The problem
Filter the records below and copy every line containing the word "rest".

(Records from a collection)
┄┄┄┄┄┄┄┄┄┄
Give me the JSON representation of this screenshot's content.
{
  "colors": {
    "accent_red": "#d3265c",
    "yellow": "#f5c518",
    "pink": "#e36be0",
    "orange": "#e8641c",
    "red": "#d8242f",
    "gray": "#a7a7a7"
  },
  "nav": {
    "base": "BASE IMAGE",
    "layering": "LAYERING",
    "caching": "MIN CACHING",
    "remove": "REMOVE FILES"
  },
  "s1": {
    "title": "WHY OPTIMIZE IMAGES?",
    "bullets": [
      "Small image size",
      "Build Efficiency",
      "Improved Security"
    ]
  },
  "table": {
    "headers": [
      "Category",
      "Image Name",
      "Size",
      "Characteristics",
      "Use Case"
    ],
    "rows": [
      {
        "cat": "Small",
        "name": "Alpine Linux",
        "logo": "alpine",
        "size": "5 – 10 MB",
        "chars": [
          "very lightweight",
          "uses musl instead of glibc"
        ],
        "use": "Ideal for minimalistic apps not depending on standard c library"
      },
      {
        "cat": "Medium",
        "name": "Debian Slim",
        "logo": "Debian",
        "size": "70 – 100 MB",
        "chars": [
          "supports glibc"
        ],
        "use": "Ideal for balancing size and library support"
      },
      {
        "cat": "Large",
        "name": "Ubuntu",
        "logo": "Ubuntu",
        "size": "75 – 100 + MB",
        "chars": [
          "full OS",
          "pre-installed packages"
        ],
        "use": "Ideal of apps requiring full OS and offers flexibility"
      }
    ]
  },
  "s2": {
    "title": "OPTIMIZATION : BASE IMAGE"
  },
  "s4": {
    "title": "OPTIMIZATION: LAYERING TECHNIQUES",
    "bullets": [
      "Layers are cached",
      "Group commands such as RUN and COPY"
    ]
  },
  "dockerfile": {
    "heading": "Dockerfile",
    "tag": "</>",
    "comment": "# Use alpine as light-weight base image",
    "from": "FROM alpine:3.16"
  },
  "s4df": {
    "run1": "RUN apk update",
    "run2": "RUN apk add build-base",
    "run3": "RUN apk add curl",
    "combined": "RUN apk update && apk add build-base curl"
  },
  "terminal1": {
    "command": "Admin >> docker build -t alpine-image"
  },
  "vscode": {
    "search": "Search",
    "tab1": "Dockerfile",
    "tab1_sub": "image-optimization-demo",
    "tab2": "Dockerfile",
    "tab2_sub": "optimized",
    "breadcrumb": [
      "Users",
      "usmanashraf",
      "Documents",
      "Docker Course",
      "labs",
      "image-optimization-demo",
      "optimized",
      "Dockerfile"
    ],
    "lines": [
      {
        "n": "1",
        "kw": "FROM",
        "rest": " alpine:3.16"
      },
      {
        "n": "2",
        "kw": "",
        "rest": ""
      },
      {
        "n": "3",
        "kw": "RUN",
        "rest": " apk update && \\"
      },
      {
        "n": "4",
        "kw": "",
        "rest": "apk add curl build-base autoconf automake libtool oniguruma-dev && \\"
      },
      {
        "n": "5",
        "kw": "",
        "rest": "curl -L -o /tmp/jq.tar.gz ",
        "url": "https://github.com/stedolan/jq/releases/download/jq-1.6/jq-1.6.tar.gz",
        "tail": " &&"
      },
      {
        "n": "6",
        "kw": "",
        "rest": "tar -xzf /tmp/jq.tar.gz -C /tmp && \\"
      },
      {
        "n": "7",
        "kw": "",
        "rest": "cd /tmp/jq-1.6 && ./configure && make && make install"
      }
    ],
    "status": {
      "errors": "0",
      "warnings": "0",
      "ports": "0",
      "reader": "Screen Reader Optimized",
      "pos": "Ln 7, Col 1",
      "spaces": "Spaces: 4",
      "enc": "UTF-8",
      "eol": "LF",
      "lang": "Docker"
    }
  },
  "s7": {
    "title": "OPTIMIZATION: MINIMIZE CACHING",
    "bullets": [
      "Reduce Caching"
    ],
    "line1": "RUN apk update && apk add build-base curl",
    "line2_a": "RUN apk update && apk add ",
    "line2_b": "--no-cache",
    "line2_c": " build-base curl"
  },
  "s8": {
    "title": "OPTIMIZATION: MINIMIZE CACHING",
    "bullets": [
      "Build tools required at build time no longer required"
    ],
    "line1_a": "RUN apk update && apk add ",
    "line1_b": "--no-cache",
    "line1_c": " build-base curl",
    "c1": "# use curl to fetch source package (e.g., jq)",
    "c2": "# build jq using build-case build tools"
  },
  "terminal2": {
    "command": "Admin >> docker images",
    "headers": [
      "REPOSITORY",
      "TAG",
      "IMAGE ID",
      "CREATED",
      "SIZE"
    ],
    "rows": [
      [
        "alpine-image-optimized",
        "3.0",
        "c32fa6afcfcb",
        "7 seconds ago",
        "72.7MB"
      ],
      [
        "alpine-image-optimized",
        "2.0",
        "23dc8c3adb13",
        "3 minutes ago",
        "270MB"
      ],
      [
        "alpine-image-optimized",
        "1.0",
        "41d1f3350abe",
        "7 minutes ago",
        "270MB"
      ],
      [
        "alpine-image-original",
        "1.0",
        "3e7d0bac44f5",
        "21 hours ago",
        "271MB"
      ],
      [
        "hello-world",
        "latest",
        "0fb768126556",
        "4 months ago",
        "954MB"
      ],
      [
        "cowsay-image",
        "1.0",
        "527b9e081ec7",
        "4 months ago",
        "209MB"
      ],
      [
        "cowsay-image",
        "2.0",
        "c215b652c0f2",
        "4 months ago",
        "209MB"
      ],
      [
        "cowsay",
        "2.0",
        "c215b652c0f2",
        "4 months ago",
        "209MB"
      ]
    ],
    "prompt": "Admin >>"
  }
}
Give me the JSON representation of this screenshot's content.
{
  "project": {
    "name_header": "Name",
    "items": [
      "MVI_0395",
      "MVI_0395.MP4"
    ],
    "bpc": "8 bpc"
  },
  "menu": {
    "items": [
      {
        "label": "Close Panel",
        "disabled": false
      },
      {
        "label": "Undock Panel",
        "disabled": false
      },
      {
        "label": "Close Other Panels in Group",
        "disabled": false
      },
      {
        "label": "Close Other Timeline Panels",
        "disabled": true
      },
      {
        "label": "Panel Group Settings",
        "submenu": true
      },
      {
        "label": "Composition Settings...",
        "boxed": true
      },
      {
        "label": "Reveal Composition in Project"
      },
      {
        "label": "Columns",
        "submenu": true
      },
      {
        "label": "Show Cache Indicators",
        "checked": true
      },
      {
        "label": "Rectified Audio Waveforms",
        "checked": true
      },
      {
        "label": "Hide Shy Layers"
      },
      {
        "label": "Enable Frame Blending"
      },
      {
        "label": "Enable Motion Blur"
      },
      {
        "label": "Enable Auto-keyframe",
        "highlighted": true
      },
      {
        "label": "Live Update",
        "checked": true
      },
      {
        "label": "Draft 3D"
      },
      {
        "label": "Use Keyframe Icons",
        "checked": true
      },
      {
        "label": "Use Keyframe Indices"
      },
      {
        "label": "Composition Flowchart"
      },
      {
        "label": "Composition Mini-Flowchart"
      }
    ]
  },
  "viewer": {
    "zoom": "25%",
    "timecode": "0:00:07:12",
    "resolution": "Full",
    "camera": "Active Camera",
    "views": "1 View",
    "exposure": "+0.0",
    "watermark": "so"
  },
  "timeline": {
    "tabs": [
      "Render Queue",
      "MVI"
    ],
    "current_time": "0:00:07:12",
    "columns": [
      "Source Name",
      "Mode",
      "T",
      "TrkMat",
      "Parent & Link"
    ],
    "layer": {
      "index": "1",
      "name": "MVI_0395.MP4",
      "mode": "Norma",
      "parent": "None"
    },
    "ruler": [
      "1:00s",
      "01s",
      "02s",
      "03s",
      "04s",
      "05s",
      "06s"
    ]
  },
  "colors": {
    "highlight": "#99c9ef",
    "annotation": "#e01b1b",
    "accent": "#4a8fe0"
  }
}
┄┄┄┄┄┄┄┄┄┄
Task output
        "rest": " alpine:3.16"
        "rest": ""
        "rest": " apk update && \\"
        "rest": "apk add curl build-base autoconf automake libtool oniguruma-dev && \\"
        "rest": "curl -L -o /tmp/jq.tar.gz ",
        "rest": "tar -xzf /tmp/jq.tar.gz -C /tmp && \\"
        "rest": "cd /tmp/jq-1.6 && ./configure && make && make install"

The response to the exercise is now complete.